▶ _GIVEN RECORDS_:
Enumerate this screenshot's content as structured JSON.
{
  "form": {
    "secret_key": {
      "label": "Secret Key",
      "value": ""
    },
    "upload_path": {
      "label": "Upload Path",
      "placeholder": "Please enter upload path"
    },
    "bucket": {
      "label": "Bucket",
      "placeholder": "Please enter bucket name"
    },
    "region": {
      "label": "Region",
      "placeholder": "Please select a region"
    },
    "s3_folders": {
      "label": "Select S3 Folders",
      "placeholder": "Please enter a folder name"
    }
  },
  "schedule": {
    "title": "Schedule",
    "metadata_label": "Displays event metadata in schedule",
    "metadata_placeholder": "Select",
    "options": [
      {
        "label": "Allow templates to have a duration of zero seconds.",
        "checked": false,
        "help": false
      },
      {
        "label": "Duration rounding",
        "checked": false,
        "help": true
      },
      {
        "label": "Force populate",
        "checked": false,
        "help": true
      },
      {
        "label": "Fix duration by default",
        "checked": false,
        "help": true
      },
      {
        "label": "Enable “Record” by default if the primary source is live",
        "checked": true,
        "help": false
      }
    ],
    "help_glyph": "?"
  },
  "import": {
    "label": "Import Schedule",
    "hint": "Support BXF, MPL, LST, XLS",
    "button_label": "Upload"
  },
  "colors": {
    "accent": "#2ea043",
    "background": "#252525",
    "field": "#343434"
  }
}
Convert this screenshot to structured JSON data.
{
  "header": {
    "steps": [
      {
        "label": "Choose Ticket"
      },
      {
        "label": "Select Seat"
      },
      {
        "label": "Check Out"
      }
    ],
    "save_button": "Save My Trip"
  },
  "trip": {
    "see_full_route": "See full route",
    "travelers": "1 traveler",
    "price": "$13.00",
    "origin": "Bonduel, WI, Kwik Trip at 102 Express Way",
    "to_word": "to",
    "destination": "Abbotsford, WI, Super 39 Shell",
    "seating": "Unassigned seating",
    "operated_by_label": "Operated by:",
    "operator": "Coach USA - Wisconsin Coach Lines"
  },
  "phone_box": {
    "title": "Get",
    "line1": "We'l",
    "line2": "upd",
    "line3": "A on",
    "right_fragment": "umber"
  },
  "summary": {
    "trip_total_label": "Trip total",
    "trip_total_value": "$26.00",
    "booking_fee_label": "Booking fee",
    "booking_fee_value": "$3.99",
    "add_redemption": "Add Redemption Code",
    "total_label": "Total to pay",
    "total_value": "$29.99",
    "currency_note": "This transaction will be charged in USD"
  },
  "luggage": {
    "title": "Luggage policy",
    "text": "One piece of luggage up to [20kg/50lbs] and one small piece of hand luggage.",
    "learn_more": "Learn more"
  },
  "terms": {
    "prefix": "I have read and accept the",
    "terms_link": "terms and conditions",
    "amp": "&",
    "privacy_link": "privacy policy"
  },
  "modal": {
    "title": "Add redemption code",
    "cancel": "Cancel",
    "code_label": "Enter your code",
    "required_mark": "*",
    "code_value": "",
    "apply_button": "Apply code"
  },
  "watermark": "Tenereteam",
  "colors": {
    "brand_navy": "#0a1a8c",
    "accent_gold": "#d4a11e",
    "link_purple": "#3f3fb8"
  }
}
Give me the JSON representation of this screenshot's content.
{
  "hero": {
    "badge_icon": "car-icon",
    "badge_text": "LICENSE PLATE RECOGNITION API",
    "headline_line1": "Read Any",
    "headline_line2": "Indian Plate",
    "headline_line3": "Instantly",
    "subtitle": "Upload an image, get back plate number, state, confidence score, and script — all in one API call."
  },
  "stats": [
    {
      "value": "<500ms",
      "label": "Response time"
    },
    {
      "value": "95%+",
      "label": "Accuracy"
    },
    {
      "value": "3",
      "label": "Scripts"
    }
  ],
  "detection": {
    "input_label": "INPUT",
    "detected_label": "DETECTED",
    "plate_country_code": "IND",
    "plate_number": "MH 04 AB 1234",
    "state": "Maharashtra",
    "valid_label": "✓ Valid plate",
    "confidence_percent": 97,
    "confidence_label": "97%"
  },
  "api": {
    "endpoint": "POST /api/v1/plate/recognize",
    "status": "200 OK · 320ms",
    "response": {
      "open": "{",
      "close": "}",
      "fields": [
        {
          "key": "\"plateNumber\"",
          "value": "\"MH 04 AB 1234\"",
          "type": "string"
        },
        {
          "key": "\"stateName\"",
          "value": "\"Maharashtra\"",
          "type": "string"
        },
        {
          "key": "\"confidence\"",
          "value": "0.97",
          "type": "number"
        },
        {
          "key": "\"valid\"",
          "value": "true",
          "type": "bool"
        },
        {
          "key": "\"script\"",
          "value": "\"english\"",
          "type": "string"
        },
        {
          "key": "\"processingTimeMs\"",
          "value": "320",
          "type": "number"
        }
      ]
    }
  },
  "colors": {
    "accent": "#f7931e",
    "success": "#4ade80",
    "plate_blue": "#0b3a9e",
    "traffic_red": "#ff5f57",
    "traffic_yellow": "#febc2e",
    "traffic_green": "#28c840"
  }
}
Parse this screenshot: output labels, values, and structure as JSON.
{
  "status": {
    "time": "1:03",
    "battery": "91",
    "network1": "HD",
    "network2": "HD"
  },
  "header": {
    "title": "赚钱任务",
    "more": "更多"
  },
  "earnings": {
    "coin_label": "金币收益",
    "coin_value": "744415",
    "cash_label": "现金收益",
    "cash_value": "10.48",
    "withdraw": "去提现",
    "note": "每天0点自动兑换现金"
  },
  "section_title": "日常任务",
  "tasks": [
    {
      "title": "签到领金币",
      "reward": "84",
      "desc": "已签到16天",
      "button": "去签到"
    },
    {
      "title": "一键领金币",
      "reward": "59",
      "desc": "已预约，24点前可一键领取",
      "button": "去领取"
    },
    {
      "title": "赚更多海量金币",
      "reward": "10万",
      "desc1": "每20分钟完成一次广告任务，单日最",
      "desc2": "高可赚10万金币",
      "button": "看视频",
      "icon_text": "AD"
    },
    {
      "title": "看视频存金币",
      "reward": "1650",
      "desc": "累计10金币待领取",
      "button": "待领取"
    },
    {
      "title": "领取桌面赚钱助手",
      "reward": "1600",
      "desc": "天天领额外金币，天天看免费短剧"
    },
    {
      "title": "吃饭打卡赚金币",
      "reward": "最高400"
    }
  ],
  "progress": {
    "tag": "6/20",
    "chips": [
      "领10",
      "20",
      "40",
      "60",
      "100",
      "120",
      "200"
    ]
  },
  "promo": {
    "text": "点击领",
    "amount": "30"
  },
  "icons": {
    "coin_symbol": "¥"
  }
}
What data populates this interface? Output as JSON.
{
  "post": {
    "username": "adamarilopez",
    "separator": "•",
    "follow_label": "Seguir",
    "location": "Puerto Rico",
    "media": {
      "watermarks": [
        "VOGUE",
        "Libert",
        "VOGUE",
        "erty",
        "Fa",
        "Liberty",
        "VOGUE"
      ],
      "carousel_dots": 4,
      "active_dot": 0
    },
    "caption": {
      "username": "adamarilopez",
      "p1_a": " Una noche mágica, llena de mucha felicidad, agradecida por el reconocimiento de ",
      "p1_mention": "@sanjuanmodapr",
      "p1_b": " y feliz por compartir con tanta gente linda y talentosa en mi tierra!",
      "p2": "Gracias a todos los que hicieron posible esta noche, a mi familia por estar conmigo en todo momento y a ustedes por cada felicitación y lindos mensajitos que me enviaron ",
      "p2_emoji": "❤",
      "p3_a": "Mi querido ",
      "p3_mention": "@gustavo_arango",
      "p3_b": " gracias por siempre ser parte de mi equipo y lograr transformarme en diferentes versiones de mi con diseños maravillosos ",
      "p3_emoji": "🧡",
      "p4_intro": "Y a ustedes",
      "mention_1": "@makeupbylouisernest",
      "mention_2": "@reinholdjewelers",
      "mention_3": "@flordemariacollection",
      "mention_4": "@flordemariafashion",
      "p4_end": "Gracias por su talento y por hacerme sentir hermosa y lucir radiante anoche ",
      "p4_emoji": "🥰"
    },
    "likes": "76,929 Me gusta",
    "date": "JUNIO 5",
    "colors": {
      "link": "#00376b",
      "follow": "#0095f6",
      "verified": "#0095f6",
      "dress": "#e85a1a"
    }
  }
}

▶ _EXERCISE GOAL_: Lines of the listing that contain the word "JSON" are to be counted; report only their number.

▶ _EXERCISE ANSWER_: 5